* [Task requirements]: In full and without deviation, write out the entries that follow.

::::::::

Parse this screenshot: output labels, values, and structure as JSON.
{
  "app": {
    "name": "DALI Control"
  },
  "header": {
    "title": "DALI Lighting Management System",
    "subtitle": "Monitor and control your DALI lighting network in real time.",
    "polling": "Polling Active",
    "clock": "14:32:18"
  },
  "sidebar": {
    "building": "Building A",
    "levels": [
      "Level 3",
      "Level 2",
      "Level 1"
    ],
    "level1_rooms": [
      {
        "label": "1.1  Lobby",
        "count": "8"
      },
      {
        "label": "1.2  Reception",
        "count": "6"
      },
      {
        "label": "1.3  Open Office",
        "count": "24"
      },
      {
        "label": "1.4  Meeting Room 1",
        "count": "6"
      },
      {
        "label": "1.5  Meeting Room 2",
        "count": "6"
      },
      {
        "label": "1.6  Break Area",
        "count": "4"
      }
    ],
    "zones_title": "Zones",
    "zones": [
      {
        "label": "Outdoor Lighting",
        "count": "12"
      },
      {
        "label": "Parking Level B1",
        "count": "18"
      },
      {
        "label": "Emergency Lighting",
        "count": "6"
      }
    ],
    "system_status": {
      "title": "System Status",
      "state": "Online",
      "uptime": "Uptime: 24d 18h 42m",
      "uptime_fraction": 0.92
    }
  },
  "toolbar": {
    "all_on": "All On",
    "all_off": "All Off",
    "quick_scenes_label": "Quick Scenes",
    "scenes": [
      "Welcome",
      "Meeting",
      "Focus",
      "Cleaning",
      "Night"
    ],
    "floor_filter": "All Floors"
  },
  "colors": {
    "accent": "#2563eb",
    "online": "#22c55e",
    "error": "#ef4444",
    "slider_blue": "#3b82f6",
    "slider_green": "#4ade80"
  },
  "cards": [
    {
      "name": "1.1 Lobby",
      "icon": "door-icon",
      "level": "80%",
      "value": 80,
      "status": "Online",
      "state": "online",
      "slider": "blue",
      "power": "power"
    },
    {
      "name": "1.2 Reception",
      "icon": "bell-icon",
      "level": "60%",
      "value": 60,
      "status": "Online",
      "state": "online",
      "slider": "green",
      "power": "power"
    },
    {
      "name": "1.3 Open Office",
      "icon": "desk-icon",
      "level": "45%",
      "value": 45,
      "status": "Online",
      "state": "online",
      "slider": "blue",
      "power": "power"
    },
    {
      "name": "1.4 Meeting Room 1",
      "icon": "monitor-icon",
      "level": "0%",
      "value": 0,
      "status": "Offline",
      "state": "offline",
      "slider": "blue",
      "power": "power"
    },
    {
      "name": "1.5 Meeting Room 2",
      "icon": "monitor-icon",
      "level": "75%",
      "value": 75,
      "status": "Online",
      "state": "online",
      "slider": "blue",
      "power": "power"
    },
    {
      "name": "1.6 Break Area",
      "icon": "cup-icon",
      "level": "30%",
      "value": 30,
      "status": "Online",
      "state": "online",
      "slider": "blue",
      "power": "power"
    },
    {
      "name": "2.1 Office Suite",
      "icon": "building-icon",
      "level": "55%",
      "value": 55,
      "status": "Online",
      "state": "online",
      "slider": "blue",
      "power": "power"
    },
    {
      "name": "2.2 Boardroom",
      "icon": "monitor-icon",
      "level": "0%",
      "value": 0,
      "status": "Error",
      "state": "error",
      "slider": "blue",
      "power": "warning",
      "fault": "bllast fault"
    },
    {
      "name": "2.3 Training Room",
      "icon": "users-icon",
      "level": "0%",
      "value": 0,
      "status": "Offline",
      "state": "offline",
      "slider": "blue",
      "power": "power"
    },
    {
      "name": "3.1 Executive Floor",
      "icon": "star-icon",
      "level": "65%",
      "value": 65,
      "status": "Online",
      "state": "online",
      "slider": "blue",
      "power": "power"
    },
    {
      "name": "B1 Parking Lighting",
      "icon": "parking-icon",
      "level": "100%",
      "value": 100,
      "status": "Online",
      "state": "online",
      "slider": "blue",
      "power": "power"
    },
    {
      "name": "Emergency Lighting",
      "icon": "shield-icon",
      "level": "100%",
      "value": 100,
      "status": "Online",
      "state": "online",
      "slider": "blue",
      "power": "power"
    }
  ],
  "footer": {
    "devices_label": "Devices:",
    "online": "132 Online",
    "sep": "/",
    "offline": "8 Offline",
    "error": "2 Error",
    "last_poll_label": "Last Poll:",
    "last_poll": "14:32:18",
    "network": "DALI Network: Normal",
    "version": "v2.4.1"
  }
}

::::::::

* [Answer for the task]:
Parse this screenshot: output labels, values, and structure as JSON.
{
  "app": {
    "name": "DALI Control"
  },
  "header": {
    "title": "DALI Lighting Management System",
    "subtitle": "Monitor and control your DALI lighting network in real time.",
    "polling": "Polling Active",
    "clock": "14:32:18"
  },
  "sidebar": {
    "building": "Building A",
    "levels": [
      "Level 3",
      "Level 2",
      "Level 1"
    ],
    "level1_rooms": [
      {
        "label": "1.1  Lobby",
        "count": "8"
      },
      {
        "label": "1.2  Reception",
        "count": "6"
      },
      {
        "label": "1.3  Open Office",
        "count": "24"
      },
      {
        "label": "1.4  Meeting Room 1",
        "count": "6"
      },
      {
        "label": "1.5  Meeting Room 2",
        "count": "6"
      },
      {
        "label": "1.6  Break Area",
        "count": "4"
      }
    ],
    "zones_title": "Zones",
    "zones": [
      {
        "label": "Outdoor Lighting",
        "count": "12"
      },
      {
        "label": "Parking Level B1",
        "count": "18"
      },
      {
        "label": "Emergency Lighting",
        "count": "6"
      }
    ],
    "system_status": {
      "title": "System Status",
      "state": "Online",
      "uptime": "Uptime: 24d 18h 42m",
      "uptime_fraction": 0.92
    }
  },
  "toolbar": {
    "all_on": "All On",
    "all_off": "All Off",
    "quick_scenes_label": "Quick Scenes",
    "scenes": [
      "Welcome",
      "Meeting",
      "Focus",
      "Cleaning",
      "Night"
    ],
    "floor_filter": "All Floors"
  },
  "colors": {
    "accent": "#2563eb",
    "online": "#22c55e",
    "error": "#ef4444",
    "slider_blue": "#3b82f6",
    "slider_green": "#4ade80"
  },
  "cards": [
    {
      "name": "1.1 Lobby",
      "icon": "door-icon",
      "level": "80%",
      "value": 80,
      "status": "Online",
      "state": "online",
      "slider": "blue",
      "power": "power"
    },
    {
      "name": "1.2 Reception",
      "icon": "bell-icon",
      "level": "60%",
      "value": 60,
      "status": "Online",
      "state": "online",
      "slider": "green",
      "power": "power"
    },
    {
      "name": "1.3 Open Office",
      "icon": "desk-icon",
      "level": "45%",
      "value": 45,
      "status": "Online",
      "state": "online",
      "slider": "blue",
      "power": "power"
    },
    {
      "name": "1.4 Meeting Room 1",
      "icon": "monitor-icon",
      "level": "0%",
      "value": 0,
      "status": "Offline",
      "state": "offline",
      "slider": "blue",
      "power": "power"
    },
    {
      "name": "1.5 Meeting Room 2",
      "icon": "monitor-icon",
      "level": "75%",
      "value": 75,
      "status": "Online",
      "state": "online",
      "slider": "blue",
      "power": "power"
    },
    {
      "name": "1.6 Break Area",
      "icon": "cup-icon",
      "level": "30%",
      "value": 30,
      "status": "Online",
      "state": "online",
      "slider": "blue",
      "power": "power"
    },
    {
      "name": "2.1 Office Suite",
      "icon": "building-icon",
      "level": "55%",
      "value": 55,
      "status": "Online",
      "state": "online",
      "slider": "blue",
      "power": "power"
    },
    {
      "name": "2.2 Boardroom",
      "icon": "monitor-icon",
      "level": "0%",
      "value": 0,
      "status": "Error",
      "state": "error",
      "slider": "blue",
      "power": "warning",
      "fault": "bllast fault"
    },
    {
      "name": "2.3 Training Room",
      "icon": "users-icon",
      "level": "0%",
      "value": 0,
      "status": "Offline",
      "state": "offline",
      "slider": "blue",
      "power": "power"
    },
    {
      "name": "3.1 Executive Floor",
      "icon": "star-icon",
      "level": "65%",
      "value": 65,
      "status": "Online",
      "state": "online",
      "slider": "blue",
      "power": "power"
    },
    {
      "name": "B1 Parking Lighting",
      "icon": "parking-icon",
      "level": "100%",
      "value": 100,
      "status": "Online",
      "state": "online",
      "slider": "blue",
      "power": "power"
    },
    {
      "name": "Emergency Lighting",
      "icon": "shield-icon",
      "level": "100%",
      "value": 100,
      "status": "Online",
      "state": "online",
      "slider": "blue",
      "power": "power"
    }
  ],
  "footer": {
    "devices_label": "Devices:",
    "online": "132 Online",
    "sep": "/",
    "offline": "8 Offline",
    "error": "2 Error",
    "last_poll_label": "Last Poll:",
    "last_poll": "14:32:18",
    "network": "DALI Network: Normal",
    "version": "v2.4.1"
  }
}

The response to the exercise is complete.